TASK TO CARRY OUT: Output only the count of lines that contain "mean".

DATA FOR THIS TASK:
---+---

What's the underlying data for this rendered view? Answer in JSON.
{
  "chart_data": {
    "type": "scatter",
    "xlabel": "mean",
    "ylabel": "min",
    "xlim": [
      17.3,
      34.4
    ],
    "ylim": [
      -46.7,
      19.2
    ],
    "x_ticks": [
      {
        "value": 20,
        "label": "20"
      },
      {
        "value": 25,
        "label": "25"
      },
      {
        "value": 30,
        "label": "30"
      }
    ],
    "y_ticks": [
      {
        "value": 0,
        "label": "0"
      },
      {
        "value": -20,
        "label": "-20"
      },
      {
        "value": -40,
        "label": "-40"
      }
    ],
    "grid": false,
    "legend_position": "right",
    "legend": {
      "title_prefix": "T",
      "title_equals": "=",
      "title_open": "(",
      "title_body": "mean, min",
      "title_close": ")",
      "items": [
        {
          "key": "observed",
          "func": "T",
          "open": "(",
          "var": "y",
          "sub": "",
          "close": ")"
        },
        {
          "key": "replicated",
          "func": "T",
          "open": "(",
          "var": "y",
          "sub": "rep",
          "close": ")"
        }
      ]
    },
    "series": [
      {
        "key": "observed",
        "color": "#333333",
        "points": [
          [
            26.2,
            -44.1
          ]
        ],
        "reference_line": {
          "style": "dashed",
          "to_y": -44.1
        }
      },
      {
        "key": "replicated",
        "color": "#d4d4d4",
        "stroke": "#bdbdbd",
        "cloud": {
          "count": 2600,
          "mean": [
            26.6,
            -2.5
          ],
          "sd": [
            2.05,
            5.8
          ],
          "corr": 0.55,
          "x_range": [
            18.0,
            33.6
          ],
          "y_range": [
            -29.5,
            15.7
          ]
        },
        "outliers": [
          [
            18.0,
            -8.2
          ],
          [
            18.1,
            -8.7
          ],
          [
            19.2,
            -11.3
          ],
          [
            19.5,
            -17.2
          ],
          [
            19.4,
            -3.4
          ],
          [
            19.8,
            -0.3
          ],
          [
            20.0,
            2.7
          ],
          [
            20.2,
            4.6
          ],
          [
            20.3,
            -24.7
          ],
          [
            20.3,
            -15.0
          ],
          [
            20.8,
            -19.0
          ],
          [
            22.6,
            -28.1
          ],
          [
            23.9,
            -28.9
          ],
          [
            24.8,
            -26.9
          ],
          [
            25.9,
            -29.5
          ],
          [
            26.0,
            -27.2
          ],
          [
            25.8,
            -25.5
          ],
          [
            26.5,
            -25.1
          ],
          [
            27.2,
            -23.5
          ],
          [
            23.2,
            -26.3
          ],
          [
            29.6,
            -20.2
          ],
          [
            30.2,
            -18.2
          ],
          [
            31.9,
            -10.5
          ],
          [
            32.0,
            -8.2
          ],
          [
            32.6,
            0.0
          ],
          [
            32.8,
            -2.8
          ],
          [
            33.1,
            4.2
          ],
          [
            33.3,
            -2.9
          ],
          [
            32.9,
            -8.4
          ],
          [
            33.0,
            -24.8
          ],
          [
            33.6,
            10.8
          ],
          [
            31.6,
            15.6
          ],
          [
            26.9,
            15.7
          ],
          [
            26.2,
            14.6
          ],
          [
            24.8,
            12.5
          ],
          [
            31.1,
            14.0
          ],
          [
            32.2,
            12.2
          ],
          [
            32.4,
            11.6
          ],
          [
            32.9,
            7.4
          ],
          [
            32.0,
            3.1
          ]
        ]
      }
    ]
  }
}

---+---

WRITTEN SOLUTION: 3